[Extracts from a graphics dataset]
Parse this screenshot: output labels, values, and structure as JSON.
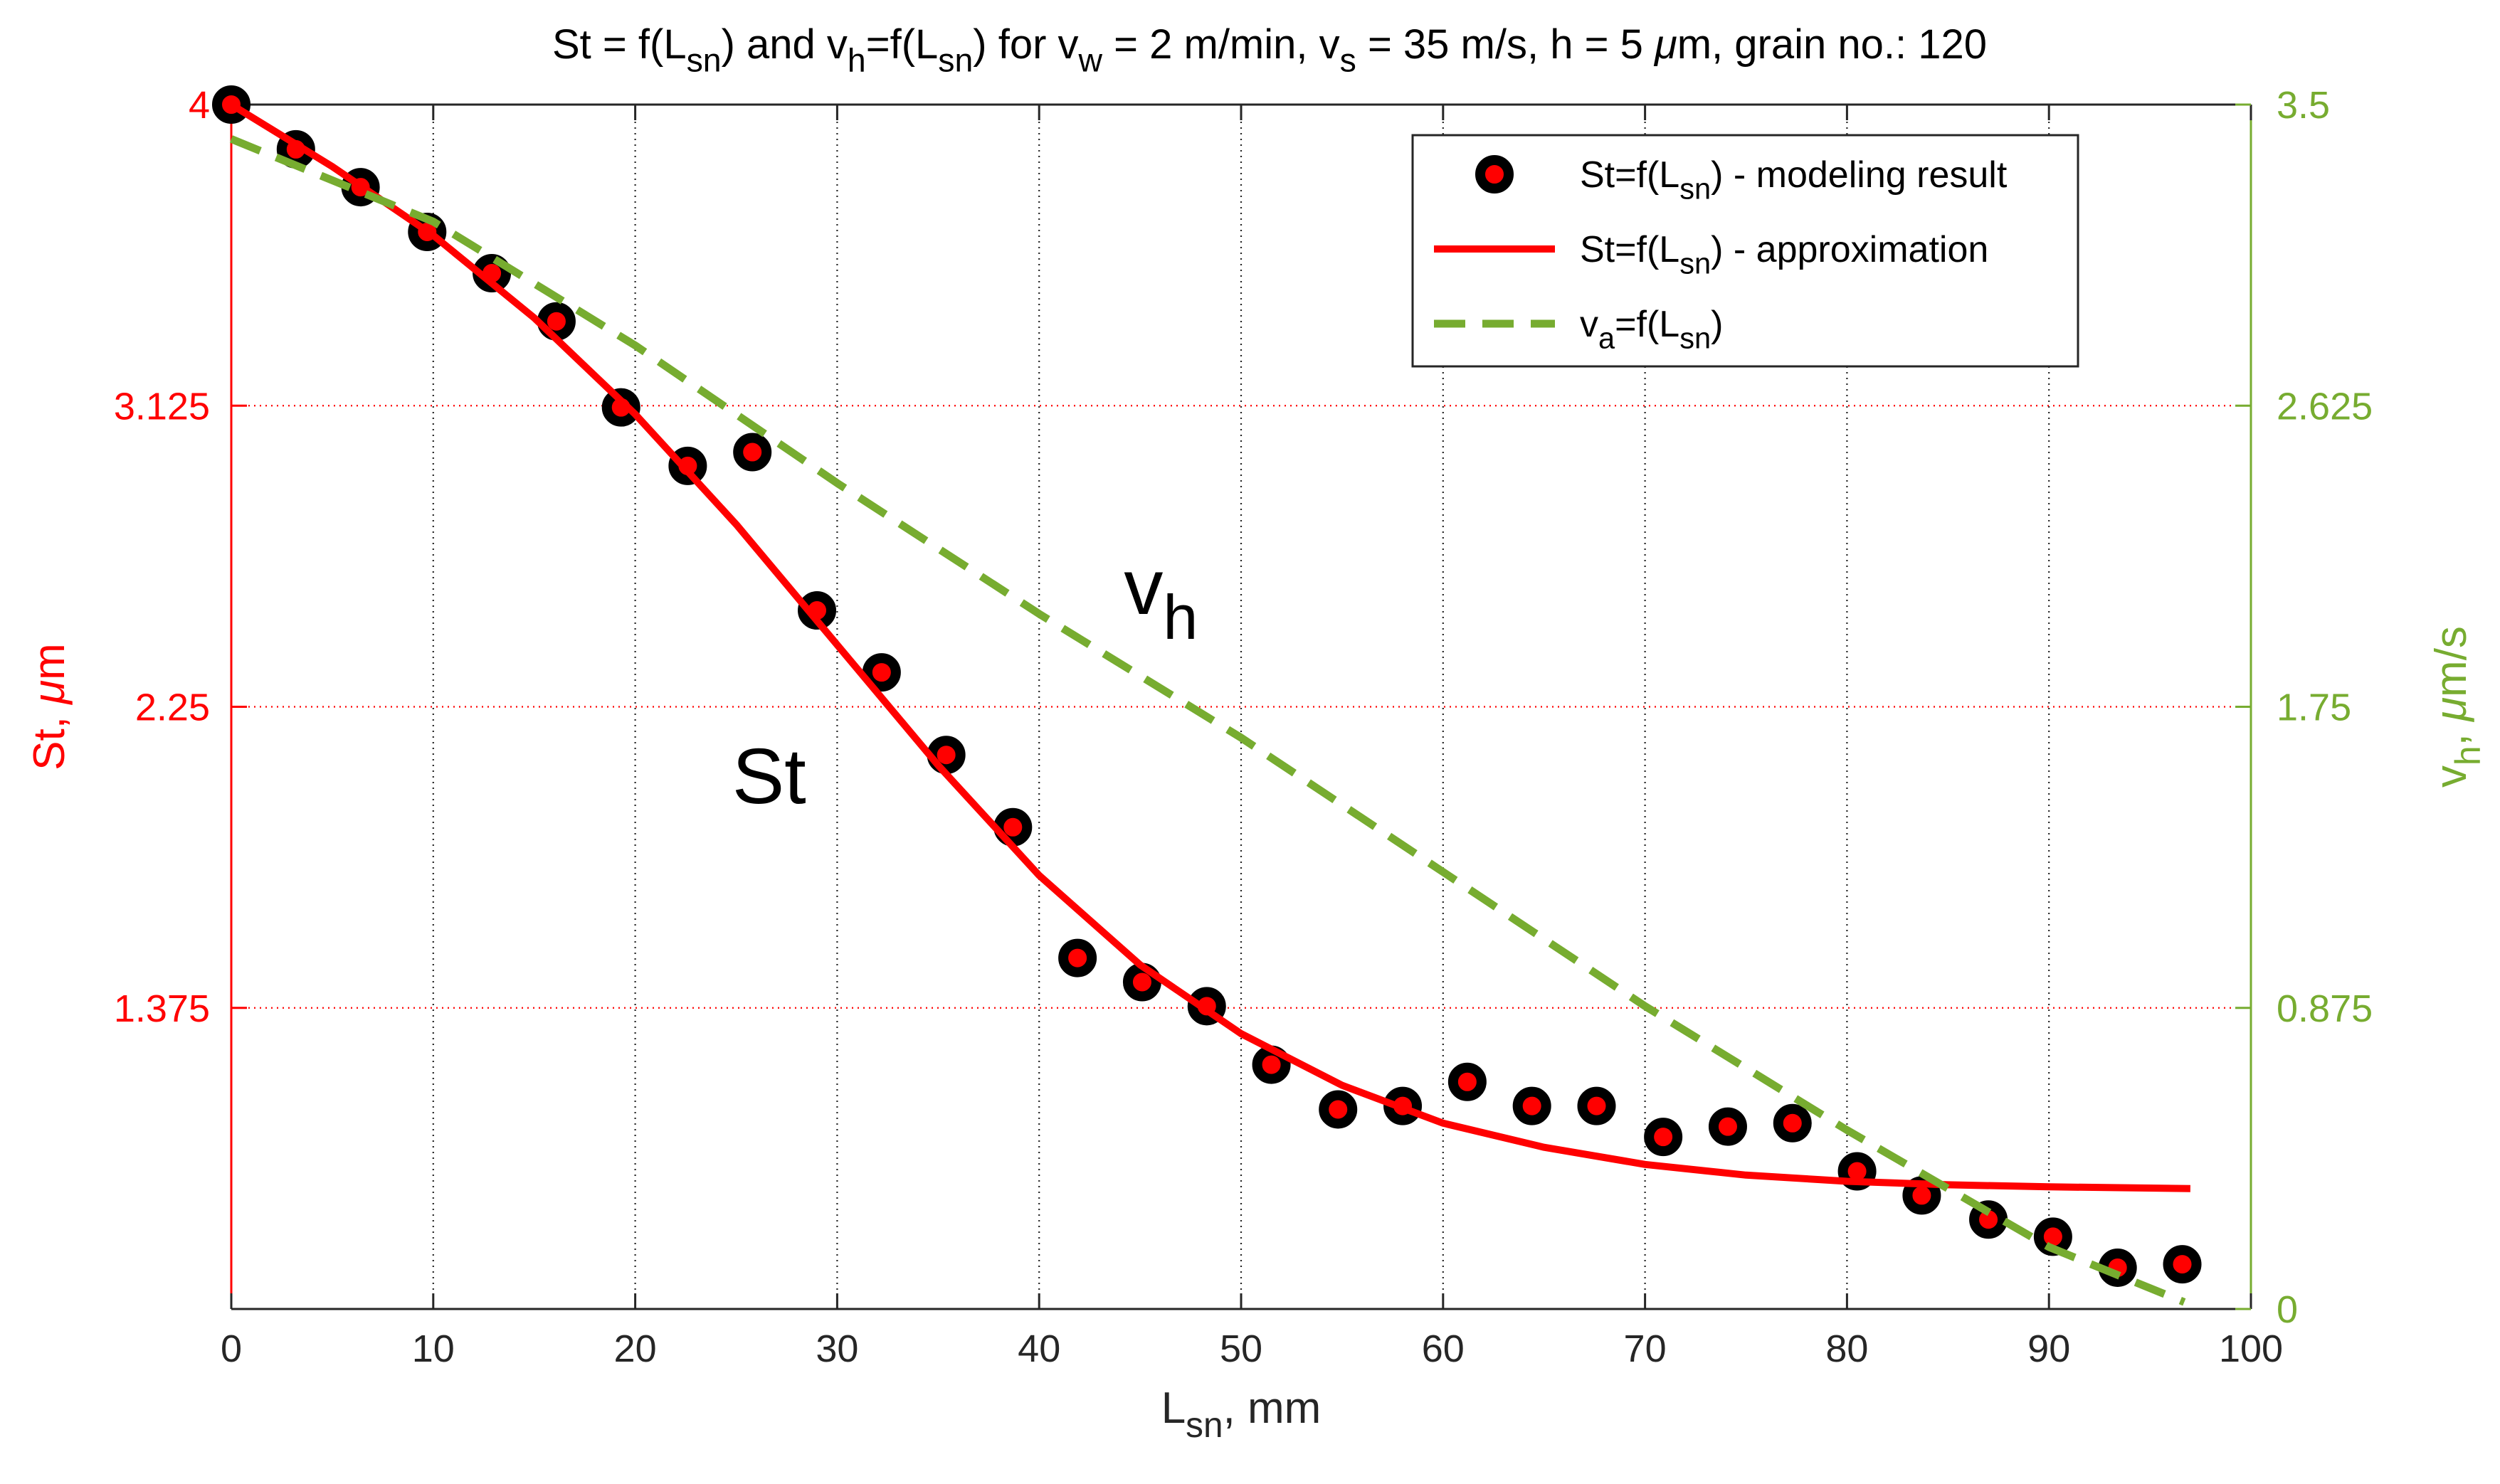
{
  "chart_data": {
    "type": "scatter+line",
    "title": {
      "parts": [
        {
          "t": "St = f(L"
        },
        {
          "t": "sn",
          "sub": true
        },
        {
          "t": ") and v"
        },
        {
          "t": "h",
          "sub": true
        },
        {
          "t": "=f(L"
        },
        {
          "t": "sn",
          "sub": true
        },
        {
          "t": ") for v"
        },
        {
          "t": "w",
          "sub": true
        },
        {
          "t": " = 2 m/min, v"
        },
        {
          "t": "s",
          "sub": true
        },
        {
          "t": " = 35 m/s, h = 5 "
        },
        {
          "t": "μ",
          "italic": true
        },
        {
          "t": "m, grain no.: 120"
        }
      ]
    },
    "x_axis": {
      "label_parts": [
        {
          "t": "L"
        },
        {
          "t": "sn",
          "sub": true
        },
        {
          "t": ", mm"
        }
      ],
      "range": [
        0,
        100
      ],
      "ticks": [
        0,
        10,
        20,
        30,
        40,
        50,
        60,
        70,
        80,
        90,
        100
      ],
      "tick_labels": [
        "0",
        "10",
        "20",
        "30",
        "40",
        "50",
        "60",
        "70",
        "80",
        "90",
        "100"
      ]
    },
    "y_left": {
      "label_parts": [
        {
          "t": "St, "
        },
        {
          "t": "μ",
          "italic": true
        },
        {
          "t": "m"
        }
      ],
      "range": [
        0.5,
        4
      ],
      "ticks": [
        1.375,
        2.25,
        3.125,
        4
      ],
      "tick_labels": [
        "1.375",
        "2.25",
        "3.125",
        "4"
      ],
      "color": "#ff0000"
    },
    "y_right": {
      "label_parts": [
        {
          "t": "v"
        },
        {
          "t": "h",
          "sub": true
        },
        {
          "t": ", "
        },
        {
          "t": "μ",
          "italic": true
        },
        {
          "t": "m/s"
        }
      ],
      "range": [
        0,
        3.5
      ],
      "ticks": [
        0,
        0.875,
        1.75,
        2.625,
        3.5
      ],
      "tick_labels": [
        "0",
        "0.875",
        "1.75",
        "2.625",
        "3.5"
      ],
      "color": "#77ac30"
    },
    "grid": true,
    "series": [
      {
        "name": "St=f(L_sn) - modeling result",
        "kind": "markers",
        "axis": "left",
        "x": [
          0,
          3.2,
          6.4,
          9.7,
          12.9,
          16.1,
          19.3,
          22.6,
          25.8,
          29.0,
          32.2,
          35.4,
          38.7,
          41.9,
          45.1,
          48.3,
          51.5,
          54.8,
          58.0,
          61.2,
          64.4,
          67.6,
          70.9,
          74.1,
          77.3,
          80.5,
          83.7,
          87.0,
          90.2,
          93.4,
          96.6
        ],
        "y": [
          4.0,
          3.87,
          3.76,
          3.63,
          3.51,
          3.37,
          3.12,
          2.95,
          2.99,
          2.53,
          2.35,
          2.11,
          1.9,
          1.52,
          1.45,
          1.38,
          1.21,
          1.08,
          1.09,
          1.16,
          1.09,
          1.09,
          1.0,
          1.03,
          1.04,
          0.9,
          0.83,
          0.76,
          0.71,
          0.62,
          0.63
        ],
        "marker_face": "#ff0000",
        "marker_edge": "#000000"
      },
      {
        "name": "St=f(L_sn) - approximation",
        "kind": "line",
        "axis": "left",
        "x": [
          0,
          5,
          10,
          15,
          20,
          25,
          30,
          35,
          40,
          45,
          50,
          55,
          60,
          65,
          70,
          75,
          80,
          85,
          90,
          97
        ],
        "y": [
          4.0,
          3.82,
          3.62,
          3.38,
          3.1,
          2.78,
          2.43,
          2.08,
          1.76,
          1.5,
          1.3,
          1.15,
          1.04,
          0.97,
          0.92,
          0.889,
          0.871,
          0.861,
          0.855,
          0.85
        ],
        "color": "#ff0000"
      },
      {
        "name": "v_a=f(L_sn)",
        "kind": "dashed-line",
        "axis": "right",
        "x": [
          0,
          10,
          20,
          30,
          40,
          50,
          60,
          70,
          80,
          90,
          96.7
        ],
        "y": [
          3.4,
          3.16,
          2.8,
          2.4,
          2.02,
          1.66,
          1.27,
          0.88,
          0.52,
          0.18,
          0.02
        ],
        "color": "#77ac30"
      }
    ],
    "legend": {
      "position": "top-right",
      "entries": [
        {
          "kind": "marker",
          "parts": [
            {
              "t": "St=f(L"
            },
            {
              "t": "sn",
              "sub": true
            },
            {
              "t": ") - modeling result"
            }
          ]
        },
        {
          "kind": "solid",
          "parts": [
            {
              "t": "St=f(L"
            },
            {
              "t": "sn",
              "sub": true
            },
            {
              "t": ") - approximation"
            }
          ]
        },
        {
          "kind": "dashed",
          "parts": [
            {
              "t": "v"
            },
            {
              "t": "a",
              "sub": true
            },
            {
              "t": "=f(L"
            },
            {
              "t": "sn",
              "sub": true
            },
            {
              "t": ")"
            }
          ]
        }
      ]
    },
    "annotations": [
      {
        "parts": [
          {
            "t": "St"
          }
        ],
        "near": "approximation curve around x=29"
      },
      {
        "parts": [
          {
            "t": "v"
          },
          {
            "t": "h",
            "sub": true
          }
        ],
        "near": "dashed line around x=45"
      }
    ]
  }
}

*SET TASK*. The records above should be reproduced exactly, with no pictures included.

*REPLY TO THE TASK*.
Parse this screenshot: output labels, values, and structure as JSON.
{
  "chart_data": {
    "type": "scatter+line",
    "title": {
      "parts": [
        {
          "t": "St = f(L"
        },
        {
          "t": "sn",
          "sub": true
        },
        {
          "t": ") and v"
        },
        {
          "t": "h",
          "sub": true
        },
        {
          "t": "=f(L"
        },
        {
          "t": "sn",
          "sub": true
        },
        {
          "t": ") for v"
        },
        {
          "t": "w",
          "sub": true
        },
        {
          "t": " = 2 m/min, v"
        },
        {
          "t": "s",
          "sub": true
        },
        {
          "t": " = 35 m/s, h = 5 "
        },
        {
          "t": "μ",
          "italic": true
        },
        {
          "t": "m, grain no.: 120"
        }
      ]
    },
    "x_axis": {
      "label_parts": [
        {
          "t": "L"
        },
        {
          "t": "sn",
          "sub": true
        },
        {
          "t": ", mm"
        }
      ],
      "range": [
        0,
        100
      ],
      "ticks": [
        0,
        10,
        20,
        30,
        40,
        50,
        60,
        70,
        80,
        90,
        100
      ],
      "tick_labels": [
        "0",
        "10",
        "20",
        "30",
        "40",
        "50",
        "60",
        "70",
        "80",
        "90",
        "100"
      ]
    },
    "y_left": {
      "label_parts": [
        {
          "t": "St, "
        },
        {
          "t": "μ",
          "italic": true
        },
        {
          "t": "m"
        }
      ],
      "range": [
        0.5,
        4
      ],
      "ticks": [
        1.375,
        2.25,
        3.125,
        4
      ],
      "tick_labels": [
        "1.375",
        "2.25",
        "3.125",
        "4"
      ],
      "color": "#ff0000"
    },
    "y_right": {
      "label_parts": [
        {
          "t": "v"
        },
        {
          "t": "h",
          "sub": true
        },
        {
          "t": ", "
        },
        {
          "t": "μ",
          "italic": true
        },
        {
          "t": "m/s"
        }
      ],
      "range": [
        0,
        3.5
      ],
      "ticks": [
        0,
        0.875,
        1.75,
        2.625,
        3.5
      ],
      "tick_labels": [
        "0",
        "0.875",
        "1.75",
        "2.625",
        "3.5"
      ],
      "color": "#77ac30"
    },
    "grid": true,
    "series": [
      {
        "name": "St=f(L_sn) - modeling result",
        "kind": "markers",
        "axis": "left",
        "x": [
          0,
          3.2,
          6.4,
          9.7,
          12.9,
          16.1,
          19.3,
          22.6,
          25.8,
          29.0,
          32.2,
          35.4,
          38.7,
          41.9,
          45.1,
          48.3,
          51.5,
          54.8,
          58.0,
          61.2,
          64.4,
          67.6,
          70.9,
          74.1,
          77.3,
          80.5,
          83.7,
          87.0,
          90.2,
          93.4,
          96.6
        ],
        "y": [
          4.0,
          3.87,
          3.76,
          3.63,
          3.51,
          3.37,
          3.12,
          2.95,
          2.99,
          2.53,
          2.35,
          2.11,
          1.9,
          1.52,
          1.45,
          1.38,
          1.21,
          1.08,
          1.09,
          1.16,
          1.09,
          1.09,
          1.0,
          1.03,
          1.04,
          0.9,
          0.83,
          0.76,
          0.71,
          0.62,
          0.63
        ],
        "marker_face": "#ff0000",
        "marker_edge": "#000000"
      },
      {
        "name": "St=f(L_sn) - approximation",
        "kind": "line",
        "axis": "left",
        "x": [
          0,
          5,
          10,
          15,
          20,
          25,
          30,
          35,
          40,
          45,
          50,
          55,
          60,
          65,
          70,
          75,
          80,
          85,
          90,
          97
        ],
        "y": [
          4.0,
          3.82,
          3.62,
          3.38,
          3.1,
          2.78,
          2.43,
          2.08,
          1.76,
          1.5,
          1.3,
          1.15,
          1.04,
          0.97,
          0.92,
          0.889,
          0.871,
          0.861,
          0.855,
          0.85
        ],
        "color": "#ff0000"
      },
      {
        "name": "v_a=f(L_sn)",
        "kind": "dashed-line",
        "axis": "right",
        "x": [
          0,
          10,
          20,
          30,
          40,
          50,
          60,
          70,
          80,
          90,
          96.7
        ],
        "y": [
          3.4,
          3.16,
          2.8,
          2.4,
          2.02,
          1.66,
          1.27,
          0.88,
          0.52,
          0.18,
          0.02
        ],
        "color": "#77ac30"
      }
    ],
    "legend": {
      "position": "top-right",
      "entries": [
        {
          "kind": "marker",
          "parts": [
            {
              "t": "St=f(L"
            },
            {
              "t": "sn",
              "sub": true
            },
            {
              "t": ") - modeling result"
            }
          ]
        },
        {
          "kind": "solid",
          "parts": [
            {
              "t": "St=f(L"
            },
            {
              "t": "sn",
              "sub": true
            },
            {
              "t": ") - approximation"
            }
          ]
        },
        {
          "kind": "dashed",
          "parts": [
            {
              "t": "v"
            },
            {
              "t": "a",
              "sub": true
            },
            {
              "t": "=f(L"
            },
            {
              "t": "sn",
              "sub": true
            },
            {
              "t": ")"
            }
          ]
        }
      ]
    },
    "annotations": [
      {
        "parts": [
          {
            "t": "St"
          }
        ],
        "near": "approximation curve around x=29"
      },
      {
        "parts": [
          {
            "t": "v"
          },
          {
            "t": "h",
            "sub": true
          }
        ],
        "near": "dashed line around x=45"
      }
    ]
  }
}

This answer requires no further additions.